- [Goal] For each line below that includes the word "next", make a copy.

[Dataset excerpt]
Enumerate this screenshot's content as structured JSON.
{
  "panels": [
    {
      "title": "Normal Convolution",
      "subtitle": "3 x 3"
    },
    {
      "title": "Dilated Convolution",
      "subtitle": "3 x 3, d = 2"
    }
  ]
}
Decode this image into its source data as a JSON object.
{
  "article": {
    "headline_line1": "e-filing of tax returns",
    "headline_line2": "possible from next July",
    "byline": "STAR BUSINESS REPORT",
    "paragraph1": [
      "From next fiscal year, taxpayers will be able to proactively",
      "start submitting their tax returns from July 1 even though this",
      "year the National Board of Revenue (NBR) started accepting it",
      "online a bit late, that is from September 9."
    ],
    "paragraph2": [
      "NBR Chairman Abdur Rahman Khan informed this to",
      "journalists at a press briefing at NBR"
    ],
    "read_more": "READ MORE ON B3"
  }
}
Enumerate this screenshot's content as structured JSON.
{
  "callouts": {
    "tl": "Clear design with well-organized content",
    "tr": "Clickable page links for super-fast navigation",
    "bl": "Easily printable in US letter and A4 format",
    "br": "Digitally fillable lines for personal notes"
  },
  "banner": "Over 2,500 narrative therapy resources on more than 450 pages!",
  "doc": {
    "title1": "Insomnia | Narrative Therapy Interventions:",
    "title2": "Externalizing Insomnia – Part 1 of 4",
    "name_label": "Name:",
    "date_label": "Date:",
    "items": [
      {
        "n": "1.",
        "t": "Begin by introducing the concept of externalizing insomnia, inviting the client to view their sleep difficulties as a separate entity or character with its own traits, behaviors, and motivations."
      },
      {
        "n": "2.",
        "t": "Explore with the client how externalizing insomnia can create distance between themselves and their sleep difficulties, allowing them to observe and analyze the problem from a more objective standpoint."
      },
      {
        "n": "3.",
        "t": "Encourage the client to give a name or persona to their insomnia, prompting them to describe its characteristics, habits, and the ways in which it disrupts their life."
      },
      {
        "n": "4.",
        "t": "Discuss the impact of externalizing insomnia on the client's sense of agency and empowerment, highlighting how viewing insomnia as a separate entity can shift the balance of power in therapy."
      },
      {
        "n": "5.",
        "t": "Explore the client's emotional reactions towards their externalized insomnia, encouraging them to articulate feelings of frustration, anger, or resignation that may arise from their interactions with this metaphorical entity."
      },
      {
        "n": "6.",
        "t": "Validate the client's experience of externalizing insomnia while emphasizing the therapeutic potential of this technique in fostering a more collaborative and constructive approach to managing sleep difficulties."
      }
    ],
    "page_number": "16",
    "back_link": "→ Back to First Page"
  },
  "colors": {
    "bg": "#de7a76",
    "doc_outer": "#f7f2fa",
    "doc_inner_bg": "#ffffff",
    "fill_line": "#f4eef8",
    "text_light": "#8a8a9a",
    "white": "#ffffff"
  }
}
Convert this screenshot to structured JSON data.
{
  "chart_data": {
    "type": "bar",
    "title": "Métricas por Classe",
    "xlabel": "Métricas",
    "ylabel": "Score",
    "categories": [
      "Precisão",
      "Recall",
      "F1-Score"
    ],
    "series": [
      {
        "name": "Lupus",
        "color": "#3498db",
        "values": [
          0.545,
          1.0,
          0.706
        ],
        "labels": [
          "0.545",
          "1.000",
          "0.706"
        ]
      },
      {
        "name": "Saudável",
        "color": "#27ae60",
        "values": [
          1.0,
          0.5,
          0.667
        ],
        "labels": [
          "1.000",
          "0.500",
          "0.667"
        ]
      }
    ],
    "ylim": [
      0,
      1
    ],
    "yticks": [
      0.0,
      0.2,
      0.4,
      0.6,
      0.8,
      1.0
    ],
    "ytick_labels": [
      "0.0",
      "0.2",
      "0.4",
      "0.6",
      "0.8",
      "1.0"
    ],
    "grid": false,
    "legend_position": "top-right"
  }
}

- [Exercise output]
    "headline_line2": "possible from next July",
      "From next fiscal year, taxpayers will be able to proactively",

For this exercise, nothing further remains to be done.